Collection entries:
____

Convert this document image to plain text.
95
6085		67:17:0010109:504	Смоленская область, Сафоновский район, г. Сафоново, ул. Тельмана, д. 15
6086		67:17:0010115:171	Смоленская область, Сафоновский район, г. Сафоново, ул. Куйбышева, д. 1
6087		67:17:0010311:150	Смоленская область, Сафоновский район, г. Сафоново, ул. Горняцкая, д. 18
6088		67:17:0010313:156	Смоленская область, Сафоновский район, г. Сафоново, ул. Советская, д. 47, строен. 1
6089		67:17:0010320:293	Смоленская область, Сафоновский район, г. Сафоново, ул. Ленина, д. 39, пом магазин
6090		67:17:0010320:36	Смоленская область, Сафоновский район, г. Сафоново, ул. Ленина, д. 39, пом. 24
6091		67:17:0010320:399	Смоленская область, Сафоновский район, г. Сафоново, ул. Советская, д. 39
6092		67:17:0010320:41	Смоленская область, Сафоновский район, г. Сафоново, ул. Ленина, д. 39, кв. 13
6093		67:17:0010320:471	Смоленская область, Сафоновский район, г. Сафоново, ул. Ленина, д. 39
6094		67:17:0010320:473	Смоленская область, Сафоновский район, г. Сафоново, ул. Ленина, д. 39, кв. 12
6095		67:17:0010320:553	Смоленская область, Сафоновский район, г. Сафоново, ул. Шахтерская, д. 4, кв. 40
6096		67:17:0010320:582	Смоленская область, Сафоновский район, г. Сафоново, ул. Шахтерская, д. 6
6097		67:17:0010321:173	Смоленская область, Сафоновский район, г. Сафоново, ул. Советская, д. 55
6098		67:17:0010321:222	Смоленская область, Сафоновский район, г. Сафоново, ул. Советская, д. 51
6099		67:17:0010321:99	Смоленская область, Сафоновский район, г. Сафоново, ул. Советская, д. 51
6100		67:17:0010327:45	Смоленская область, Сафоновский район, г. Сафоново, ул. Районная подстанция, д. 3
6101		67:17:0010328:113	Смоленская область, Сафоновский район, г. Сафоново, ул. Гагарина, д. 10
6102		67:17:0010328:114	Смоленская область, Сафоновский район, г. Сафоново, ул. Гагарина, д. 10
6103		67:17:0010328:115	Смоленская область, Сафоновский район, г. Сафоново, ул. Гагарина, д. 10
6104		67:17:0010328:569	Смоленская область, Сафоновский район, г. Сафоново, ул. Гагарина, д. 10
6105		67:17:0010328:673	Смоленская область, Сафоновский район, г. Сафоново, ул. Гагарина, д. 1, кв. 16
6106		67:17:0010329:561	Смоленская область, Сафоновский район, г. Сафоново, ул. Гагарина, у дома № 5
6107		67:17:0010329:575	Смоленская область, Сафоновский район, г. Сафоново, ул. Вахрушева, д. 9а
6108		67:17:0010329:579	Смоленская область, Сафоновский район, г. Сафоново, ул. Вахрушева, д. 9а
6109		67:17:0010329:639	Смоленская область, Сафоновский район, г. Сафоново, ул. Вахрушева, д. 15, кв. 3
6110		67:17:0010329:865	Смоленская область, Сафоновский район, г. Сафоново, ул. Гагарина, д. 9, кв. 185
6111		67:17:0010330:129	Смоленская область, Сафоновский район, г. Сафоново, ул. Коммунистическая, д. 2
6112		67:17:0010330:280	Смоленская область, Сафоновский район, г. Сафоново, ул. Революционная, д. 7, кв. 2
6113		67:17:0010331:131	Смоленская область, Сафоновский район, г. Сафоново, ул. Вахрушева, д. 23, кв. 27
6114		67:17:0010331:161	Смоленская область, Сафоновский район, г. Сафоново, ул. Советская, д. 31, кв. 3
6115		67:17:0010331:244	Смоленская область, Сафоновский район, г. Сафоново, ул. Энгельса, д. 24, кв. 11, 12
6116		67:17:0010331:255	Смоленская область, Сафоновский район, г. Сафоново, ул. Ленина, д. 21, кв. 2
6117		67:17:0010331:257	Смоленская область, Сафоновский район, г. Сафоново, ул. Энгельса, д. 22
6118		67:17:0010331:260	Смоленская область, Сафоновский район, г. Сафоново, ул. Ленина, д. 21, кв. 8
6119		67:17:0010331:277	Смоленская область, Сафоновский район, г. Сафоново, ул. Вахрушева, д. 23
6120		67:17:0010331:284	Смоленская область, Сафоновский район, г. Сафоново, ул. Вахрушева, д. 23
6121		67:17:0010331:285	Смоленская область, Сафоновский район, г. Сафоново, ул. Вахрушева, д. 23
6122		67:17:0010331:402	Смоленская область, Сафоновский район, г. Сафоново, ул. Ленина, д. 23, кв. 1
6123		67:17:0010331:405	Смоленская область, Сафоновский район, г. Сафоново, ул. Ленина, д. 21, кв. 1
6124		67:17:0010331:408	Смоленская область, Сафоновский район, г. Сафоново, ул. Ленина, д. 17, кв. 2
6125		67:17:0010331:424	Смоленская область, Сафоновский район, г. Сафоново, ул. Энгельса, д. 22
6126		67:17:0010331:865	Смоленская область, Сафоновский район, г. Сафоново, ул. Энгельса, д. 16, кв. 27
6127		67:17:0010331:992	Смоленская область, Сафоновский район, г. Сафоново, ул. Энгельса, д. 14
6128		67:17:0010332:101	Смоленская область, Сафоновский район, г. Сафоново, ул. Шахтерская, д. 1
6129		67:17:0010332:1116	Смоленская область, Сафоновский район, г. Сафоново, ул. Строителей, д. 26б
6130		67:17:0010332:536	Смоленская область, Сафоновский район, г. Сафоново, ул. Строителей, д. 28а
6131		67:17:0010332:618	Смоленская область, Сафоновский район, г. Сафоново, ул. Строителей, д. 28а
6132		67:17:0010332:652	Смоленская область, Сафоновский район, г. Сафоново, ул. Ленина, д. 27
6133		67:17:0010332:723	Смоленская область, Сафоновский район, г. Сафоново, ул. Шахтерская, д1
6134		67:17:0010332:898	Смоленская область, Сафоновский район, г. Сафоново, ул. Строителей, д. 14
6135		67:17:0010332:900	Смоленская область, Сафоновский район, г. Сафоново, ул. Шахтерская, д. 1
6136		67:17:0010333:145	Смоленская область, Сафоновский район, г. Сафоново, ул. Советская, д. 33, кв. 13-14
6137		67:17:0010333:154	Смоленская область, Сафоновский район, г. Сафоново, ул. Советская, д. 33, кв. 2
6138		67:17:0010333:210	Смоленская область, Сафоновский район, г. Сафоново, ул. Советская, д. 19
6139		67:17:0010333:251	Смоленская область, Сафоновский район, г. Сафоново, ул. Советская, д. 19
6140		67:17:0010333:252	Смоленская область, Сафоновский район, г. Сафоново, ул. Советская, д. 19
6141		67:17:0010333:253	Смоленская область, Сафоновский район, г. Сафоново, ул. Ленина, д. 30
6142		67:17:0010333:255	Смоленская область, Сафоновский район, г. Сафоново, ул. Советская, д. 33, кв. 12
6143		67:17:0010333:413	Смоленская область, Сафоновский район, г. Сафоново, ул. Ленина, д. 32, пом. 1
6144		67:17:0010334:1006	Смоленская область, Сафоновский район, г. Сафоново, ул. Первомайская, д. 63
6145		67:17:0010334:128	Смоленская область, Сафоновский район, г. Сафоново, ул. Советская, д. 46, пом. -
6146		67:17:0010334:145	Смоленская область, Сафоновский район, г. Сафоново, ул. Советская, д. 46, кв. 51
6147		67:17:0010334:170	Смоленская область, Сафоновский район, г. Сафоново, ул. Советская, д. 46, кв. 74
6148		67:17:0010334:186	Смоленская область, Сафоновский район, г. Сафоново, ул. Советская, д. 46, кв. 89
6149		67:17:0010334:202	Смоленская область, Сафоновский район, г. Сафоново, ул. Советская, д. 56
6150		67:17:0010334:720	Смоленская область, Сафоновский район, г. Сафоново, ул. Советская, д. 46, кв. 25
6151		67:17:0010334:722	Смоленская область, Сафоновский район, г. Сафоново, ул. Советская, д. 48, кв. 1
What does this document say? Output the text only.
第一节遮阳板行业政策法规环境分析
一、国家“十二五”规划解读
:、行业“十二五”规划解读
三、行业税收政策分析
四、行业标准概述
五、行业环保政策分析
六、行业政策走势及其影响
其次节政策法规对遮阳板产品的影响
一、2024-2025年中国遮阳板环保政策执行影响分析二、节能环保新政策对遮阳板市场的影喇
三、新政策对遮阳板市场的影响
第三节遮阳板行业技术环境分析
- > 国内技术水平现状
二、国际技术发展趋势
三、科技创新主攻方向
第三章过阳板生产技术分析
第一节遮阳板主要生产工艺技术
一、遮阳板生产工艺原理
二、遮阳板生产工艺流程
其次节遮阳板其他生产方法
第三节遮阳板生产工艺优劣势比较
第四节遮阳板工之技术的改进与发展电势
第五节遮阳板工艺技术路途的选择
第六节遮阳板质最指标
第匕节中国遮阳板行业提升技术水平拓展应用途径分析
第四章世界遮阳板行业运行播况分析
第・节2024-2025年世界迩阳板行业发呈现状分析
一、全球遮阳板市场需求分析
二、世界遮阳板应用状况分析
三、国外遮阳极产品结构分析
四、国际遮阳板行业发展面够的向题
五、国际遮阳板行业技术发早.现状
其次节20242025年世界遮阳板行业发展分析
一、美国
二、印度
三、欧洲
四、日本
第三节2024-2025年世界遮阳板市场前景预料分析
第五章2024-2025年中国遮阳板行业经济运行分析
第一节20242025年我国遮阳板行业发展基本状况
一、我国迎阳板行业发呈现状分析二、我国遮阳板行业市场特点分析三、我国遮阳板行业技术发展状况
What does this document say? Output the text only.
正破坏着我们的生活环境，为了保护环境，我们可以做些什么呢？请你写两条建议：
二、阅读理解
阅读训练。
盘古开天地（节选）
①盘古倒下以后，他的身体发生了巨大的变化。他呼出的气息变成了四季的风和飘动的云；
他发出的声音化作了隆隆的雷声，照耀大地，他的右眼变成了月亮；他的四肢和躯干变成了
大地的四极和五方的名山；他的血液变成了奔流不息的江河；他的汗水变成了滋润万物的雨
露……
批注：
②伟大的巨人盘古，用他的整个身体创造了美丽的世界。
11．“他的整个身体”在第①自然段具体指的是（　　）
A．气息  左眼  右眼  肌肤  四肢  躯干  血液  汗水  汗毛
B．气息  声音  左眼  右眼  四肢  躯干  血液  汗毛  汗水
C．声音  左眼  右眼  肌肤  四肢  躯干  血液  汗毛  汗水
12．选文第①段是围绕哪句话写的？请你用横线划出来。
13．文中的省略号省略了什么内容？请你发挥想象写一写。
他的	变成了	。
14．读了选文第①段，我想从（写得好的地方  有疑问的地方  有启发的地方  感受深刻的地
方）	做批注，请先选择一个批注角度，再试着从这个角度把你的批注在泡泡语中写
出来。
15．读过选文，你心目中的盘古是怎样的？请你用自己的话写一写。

____

Extract every line containing the string "Энгельса" from the data above.

6115		67:17:0010331:244	Смоленская область, Сафоновский район, г. Сафоново, ул. Энгельса, д. 24, кв. 11, 12
6117		67:17:0010331:257	Смоленская область, Сафоновский район, г. Сафоново, ул. Энгельса, д. 22
6125		67:17:0010331:424	Смоленская область, Сафоновский район, г. Сафоново, ул. Энгельса, д. 22
6126		67:17:0010331:865	Смоленская область, Сафоновский район, г. Сафоново, ул. Энгельса, д. 16, кв. 27
6127		67:17:0010331:992	Смоленская область, Сафоновский район, г. Сафоново, ул. Энгельса, д. 14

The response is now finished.